§ **Exercise description**: The entries below should be output exactly as written.

§ **Data**:
--- Start ---
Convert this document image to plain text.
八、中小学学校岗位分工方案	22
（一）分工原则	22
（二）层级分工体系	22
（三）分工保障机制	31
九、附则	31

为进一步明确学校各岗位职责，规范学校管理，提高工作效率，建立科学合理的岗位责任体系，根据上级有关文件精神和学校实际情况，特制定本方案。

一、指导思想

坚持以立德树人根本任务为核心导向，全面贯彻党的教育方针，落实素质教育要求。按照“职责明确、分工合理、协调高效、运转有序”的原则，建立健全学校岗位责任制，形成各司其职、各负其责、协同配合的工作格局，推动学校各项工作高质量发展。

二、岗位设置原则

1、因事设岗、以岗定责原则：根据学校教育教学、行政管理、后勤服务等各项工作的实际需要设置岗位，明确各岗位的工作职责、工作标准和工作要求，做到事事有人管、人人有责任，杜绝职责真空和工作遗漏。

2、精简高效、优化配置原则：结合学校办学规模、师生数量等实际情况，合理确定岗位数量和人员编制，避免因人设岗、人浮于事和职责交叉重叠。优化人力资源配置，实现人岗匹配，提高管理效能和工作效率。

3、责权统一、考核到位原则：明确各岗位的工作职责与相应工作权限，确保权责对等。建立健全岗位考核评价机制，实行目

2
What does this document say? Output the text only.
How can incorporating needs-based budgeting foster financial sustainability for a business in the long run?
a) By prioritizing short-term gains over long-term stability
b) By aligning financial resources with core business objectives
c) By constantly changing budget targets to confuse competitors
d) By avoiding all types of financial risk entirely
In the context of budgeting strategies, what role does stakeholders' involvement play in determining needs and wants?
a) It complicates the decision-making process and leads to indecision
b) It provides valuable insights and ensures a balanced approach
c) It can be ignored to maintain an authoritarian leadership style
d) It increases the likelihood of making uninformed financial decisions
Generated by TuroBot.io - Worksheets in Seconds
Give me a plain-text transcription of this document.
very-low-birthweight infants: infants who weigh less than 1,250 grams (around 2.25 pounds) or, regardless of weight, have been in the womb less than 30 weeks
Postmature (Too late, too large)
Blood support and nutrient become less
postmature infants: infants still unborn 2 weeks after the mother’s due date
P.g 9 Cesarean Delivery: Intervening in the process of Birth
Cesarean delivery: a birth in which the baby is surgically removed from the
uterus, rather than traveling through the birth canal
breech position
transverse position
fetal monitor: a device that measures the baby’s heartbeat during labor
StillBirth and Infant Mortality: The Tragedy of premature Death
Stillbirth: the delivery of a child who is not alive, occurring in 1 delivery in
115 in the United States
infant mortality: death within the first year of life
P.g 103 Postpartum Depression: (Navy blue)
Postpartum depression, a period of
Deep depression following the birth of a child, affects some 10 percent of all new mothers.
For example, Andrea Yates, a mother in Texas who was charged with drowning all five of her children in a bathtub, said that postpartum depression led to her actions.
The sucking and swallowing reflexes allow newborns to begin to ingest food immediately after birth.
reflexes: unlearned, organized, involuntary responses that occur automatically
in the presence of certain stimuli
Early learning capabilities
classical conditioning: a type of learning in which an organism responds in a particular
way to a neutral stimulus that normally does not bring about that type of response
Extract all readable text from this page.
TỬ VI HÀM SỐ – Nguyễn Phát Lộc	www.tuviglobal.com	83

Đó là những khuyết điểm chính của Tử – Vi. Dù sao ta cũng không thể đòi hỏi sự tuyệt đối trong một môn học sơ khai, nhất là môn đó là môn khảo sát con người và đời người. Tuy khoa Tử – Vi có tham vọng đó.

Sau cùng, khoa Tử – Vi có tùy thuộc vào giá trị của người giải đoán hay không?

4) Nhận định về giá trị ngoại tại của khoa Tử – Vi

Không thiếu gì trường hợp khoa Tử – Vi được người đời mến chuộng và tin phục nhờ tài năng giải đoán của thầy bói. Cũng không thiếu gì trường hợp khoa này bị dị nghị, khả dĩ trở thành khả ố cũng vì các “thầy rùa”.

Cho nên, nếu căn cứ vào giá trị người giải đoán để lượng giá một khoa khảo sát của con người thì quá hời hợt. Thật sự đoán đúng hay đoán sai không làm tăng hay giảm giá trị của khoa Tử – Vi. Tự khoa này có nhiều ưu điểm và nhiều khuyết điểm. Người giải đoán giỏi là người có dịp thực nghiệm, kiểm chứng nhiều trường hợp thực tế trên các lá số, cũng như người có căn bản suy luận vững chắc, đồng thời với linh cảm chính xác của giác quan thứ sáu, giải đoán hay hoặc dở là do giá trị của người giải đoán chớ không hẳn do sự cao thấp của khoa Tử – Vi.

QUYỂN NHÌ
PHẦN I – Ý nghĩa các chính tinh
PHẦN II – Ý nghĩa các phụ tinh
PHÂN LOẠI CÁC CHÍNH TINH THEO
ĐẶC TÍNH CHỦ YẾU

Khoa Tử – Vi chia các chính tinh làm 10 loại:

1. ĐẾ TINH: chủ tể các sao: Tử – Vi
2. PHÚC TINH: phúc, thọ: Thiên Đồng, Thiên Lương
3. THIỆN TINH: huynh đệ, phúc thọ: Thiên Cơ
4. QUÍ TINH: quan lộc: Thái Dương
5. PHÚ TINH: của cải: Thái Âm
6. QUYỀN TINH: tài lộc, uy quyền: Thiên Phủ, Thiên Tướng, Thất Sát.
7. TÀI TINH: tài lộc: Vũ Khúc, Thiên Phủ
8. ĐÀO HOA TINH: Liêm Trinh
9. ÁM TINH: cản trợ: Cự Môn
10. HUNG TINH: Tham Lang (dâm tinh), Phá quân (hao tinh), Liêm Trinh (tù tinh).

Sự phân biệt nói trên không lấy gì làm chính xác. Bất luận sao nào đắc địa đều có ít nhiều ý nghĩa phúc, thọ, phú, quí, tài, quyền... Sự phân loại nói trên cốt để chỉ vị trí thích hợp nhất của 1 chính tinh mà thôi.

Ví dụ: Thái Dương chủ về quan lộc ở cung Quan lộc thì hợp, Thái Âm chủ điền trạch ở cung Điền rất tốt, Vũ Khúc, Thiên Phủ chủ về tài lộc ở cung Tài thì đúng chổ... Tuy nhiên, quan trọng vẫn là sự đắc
--- End ---
§ **Exercise answer**:
Convert this document image to plain text.
八、中小学学校岗位分工方案	22
（一）分工原则	22
（二）层级分工体系	22
（三）分工保障机制	31
九、附则	31

为进一步明确学校各岗位职责，规范学校管理，提高工作效率，建立科学合理的岗位责任体系，根据上级有关文件精神和学校实际情况，特制定本方案。

一、指导思想

坚持以立德树人根本任务为核心导向，全面贯彻党的教育方针，落实素质教育要求。按照“职责明确、分工合理、协调高效、运转有序”的原则，建立健全学校岗位责任制，形成各司其职、各负其责、协同配合的工作格局，推动学校各项工作高质量发展。

二、岗位设置原则

1、因事设岗、以岗定责原则：根据学校教育教学、行政管理、后勤服务等各项工作的实际需要设置岗位，明确各岗位的工作职责、工作标准和工作要求，做到事事有人管、人人有责任，杜绝职责真空和工作遗漏。

2、精简高效、优化配置原则：结合学校办学规模、师生数量等实际情况，合理确定岗位数量和人员编制，避免因人设岗、人浮于事和职责交叉重叠。优化人力资源配置，实现人岗匹配，提高管理效能和工作效率。

3、责权统一、考核到位原则：明确各岗位的工作职责与相应工作权限，确保权责对等。建立健全岗位考核评价机制，实行目

2
What does this document say? Output the text only.
How can incorporating needs-based budgeting foster financial sustainability for a business in the long run?
a) By prioritizing short-term gains over long-term stability
b) By aligning financial resources with core business objectives
c) By constantly changing budget targets to confuse competitors
d) By avoiding all types of financial risk entirely
In the context of budgeting strategies, what role does stakeholders' involvement play in determining needs and wants?
a) It complicates the decision-making process and leads to indecision
b) It provides valuable insights and ensures a balanced approach
c) It can be ignored to maintain an authoritarian leadership style
d) It increases the likelihood of making uninformed financial decisions
Generated by TuroBot.io - Worksheets in Seconds
Give me a plain-text transcription of this document.
very-low-birthweight infants: infants who weigh less than 1,250 grams (around 2.25 pounds) or, regardless of weight, have been in the womb less than 30 weeks
Postmature (Too late, too large)
Blood support and nutrient become less
postmature infants: infants still unborn 2 weeks after the mother’s due date
P.g 9 Cesarean Delivery: Intervening in the process of Birth
Cesarean delivery: a birth in which the baby is surgically removed from the
uterus, rather than traveling through the birth canal
breech position
transverse position
fetal monitor: a device that measures the baby’s heartbeat during labor
StillBirth and Infant Mortality: The Tragedy of premature Death
Stillbirth: the delivery of a child who is not alive, occurring in 1 delivery in
115 in the United States
infant mortality: death within the first year of life
P.g 103 Postpartum Depression: (Navy blue)
Postpartum depression, a period of
Deep depression following the birth of a child, affects some 10 percent of all new mothers.
For example, Andrea Yates, a mother in Texas who was charged with drowning all five of her children in a bathtub, said that postpartum depression led to her actions.
The sucking and swallowing reflexes allow newborns to begin to ingest food immediately after birth.
reflexes: unlearned, organized, involuntary responses that occur automatically
in the presence of certain stimuli
Early learning capabilities
classical conditioning: a type of learning in which an organism responds in a particular
way to a neutral stimulus that normally does not bring about that type of response
Extract all readable text from this page.
TỬ VI HÀM SỐ – Nguyễn Phát Lộc	www.tuviglobal.com	83

Đó là những khuyết điểm chính của Tử – Vi. Dù sao ta cũng không thể đòi hỏi sự tuyệt đối trong một môn học sơ khai, nhất là môn đó là môn khảo sát con người và đời người. Tuy khoa Tử – Vi có tham vọng đó.

Sau cùng, khoa Tử – Vi có tùy thuộc vào giá trị của người giải đoán hay không?

4) Nhận định về giá trị ngoại tại của khoa Tử – Vi

Không thiếu gì trường hợp khoa Tử – Vi được người đời mến chuộng và tin phục nhờ tài năng giải đoán của thầy bói. Cũng không thiếu gì trường hợp khoa này bị dị nghị, khả dĩ trở thành khả ố cũng vì các “thầy rùa”.

Cho nên, nếu căn cứ vào giá trị người giải đoán để lượng giá một khoa khảo sát của con người thì quá hời hợt. Thật sự đoán đúng hay đoán sai không làm tăng hay giảm giá trị của khoa Tử – Vi. Tự khoa này có nhiều ưu điểm và nhiều khuyết điểm. Người giải đoán giỏi là người có dịp thực nghiệm, kiểm chứng nhiều trường hợp thực tế trên các lá số, cũng như người có căn bản suy luận vững chắc, đồng thời với linh cảm chính xác của giác quan thứ sáu, giải đoán hay hoặc dở là do giá trị của người giải đoán chớ không hẳn do sự cao thấp của khoa Tử – Vi.

QUYỂN NHÌ
PHẦN I – Ý nghĩa các chính tinh
PHẦN II – Ý nghĩa các phụ tinh
PHÂN LOẠI CÁC CHÍNH TINH THEO
ĐẶC TÍNH CHỦ YẾU

Khoa Tử – Vi chia các chính tinh làm 10 loại:

1. ĐẾ TINH: chủ tể các sao: Tử – Vi
2. PHÚC TINH: phúc, thọ: Thiên Đồng, Thiên Lương
3. THIỆN TINH: huynh đệ, phúc thọ: Thiên Cơ
4. QUÍ TINH: quan lộc: Thái Dương
5. PHÚ TINH: của cải: Thái Âm
6. QUYỀN TINH: tài lộc, uy quyền: Thiên Phủ, Thiên Tướng, Thất Sát.
7. TÀI TINH: tài lộc: Vũ Khúc, Thiên Phủ
8. ĐÀO HOA TINH: Liêm Trinh
9. ÁM TINH: cản trợ: Cự Môn
10. HUNG TINH: Tham Lang (dâm tinh), Phá quân (hao tinh), Liêm Trinh (tù tinh).

Sự phân biệt nói trên không lấy gì làm chính xác. Bất luận sao nào đắc địa đều có ít nhiều ý nghĩa phúc, thọ, phú, quí, tài, quyền... Sự phân loại nói trên cốt để chỉ vị trí thích hợp nhất của 1 chính tinh mà thôi.

Ví dụ: Thái Dương chủ về quan lộc ở cung Quan lộc thì hợp, Thái Âm chủ điền trạch ở cung Điền rất tốt, Vũ Khúc, Thiên Phủ chủ về tài lộc ở cung Tài thì đúng chổ... Tuy nhiên, quan trọng vẫn là sự đắc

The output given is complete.